DATA SHOWN:
※
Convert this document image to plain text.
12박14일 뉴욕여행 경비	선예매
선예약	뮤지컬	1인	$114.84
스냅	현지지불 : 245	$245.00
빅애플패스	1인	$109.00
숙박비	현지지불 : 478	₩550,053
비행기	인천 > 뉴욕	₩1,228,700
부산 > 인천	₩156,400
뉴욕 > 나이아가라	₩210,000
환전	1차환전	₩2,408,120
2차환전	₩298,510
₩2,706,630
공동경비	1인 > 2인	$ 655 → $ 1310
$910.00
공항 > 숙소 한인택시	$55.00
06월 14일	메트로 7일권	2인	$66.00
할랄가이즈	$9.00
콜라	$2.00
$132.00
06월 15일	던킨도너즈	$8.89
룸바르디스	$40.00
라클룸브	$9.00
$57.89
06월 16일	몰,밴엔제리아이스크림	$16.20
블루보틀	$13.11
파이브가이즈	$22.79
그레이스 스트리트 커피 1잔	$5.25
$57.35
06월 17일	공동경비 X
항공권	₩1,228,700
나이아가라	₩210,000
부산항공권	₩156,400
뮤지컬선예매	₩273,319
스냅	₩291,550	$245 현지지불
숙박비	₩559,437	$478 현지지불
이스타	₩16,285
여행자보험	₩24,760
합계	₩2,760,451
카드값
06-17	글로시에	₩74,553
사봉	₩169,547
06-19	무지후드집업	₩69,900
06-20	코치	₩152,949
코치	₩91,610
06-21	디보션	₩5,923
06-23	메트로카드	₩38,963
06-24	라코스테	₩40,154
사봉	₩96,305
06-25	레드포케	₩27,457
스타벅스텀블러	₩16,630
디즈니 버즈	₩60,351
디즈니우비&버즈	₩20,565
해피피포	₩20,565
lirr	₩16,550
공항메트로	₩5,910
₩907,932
※
DO THIS: Every entry should be output exactly as written, please.

SOLUTION TO THIS PROBLEM:
Convert this document image to plain text.
12박14일 뉴욕여행 경비	선예매
선예약	뮤지컬	1인	$114.84
스냅	현지지불 : 245	$245.00
빅애플패스	1인	$109.00
숙박비	현지지불 : 478	₩550,053
비행기	인천 > 뉴욕	₩1,228,700
부산 > 인천	₩156,400
뉴욕 > 나이아가라	₩210,000
환전	1차환전	₩2,408,120
2차환전	₩298,510
₩2,706,630
공동경비	1인 > 2인	$ 655 → $ 1310
$910.00
공항 > 숙소 한인택시	$55.00
06월 14일	메트로 7일권	2인	$66.00
할랄가이즈	$9.00
콜라	$2.00
$132.00
06월 15일	던킨도너즈	$8.89
룸바르디스	$40.00
라클룸브	$9.00
$57.89
06월 16일	몰,밴엔제리아이스크림	$16.20
블루보틀	$13.11
파이브가이즈	$22.79
그레이스 스트리트 커피 1잔	$5.25
$57.35
06월 17일	공동경비 X
항공권	₩1,228,700
나이아가라	₩210,000
부산항공권	₩156,400
뮤지컬선예매	₩273,319
스냅	₩291,550	$245 현지지불
숙박비	₩559,437	$478 현지지불
이스타	₩16,285
여행자보험	₩24,760
합계	₩2,760,451
카드값
06-17	글로시에	₩74,553
사봉	₩169,547
06-19	무지후드집업	₩69,900
06-20	코치	₩152,949
코치	₩91,610
06-21	디보션	₩5,923
06-23	메트로카드	₩38,963
06-24	라코스테	₩40,154
사봉	₩96,305
06-25	레드포케	₩27,457
스타벅스텀블러	₩16,630
디즈니 버즈	₩60,351
디즈니우비&버즈	₩20,565
해피피포	₩20,565
lirr	₩16,550
공항메트로	₩5,910
₩907,932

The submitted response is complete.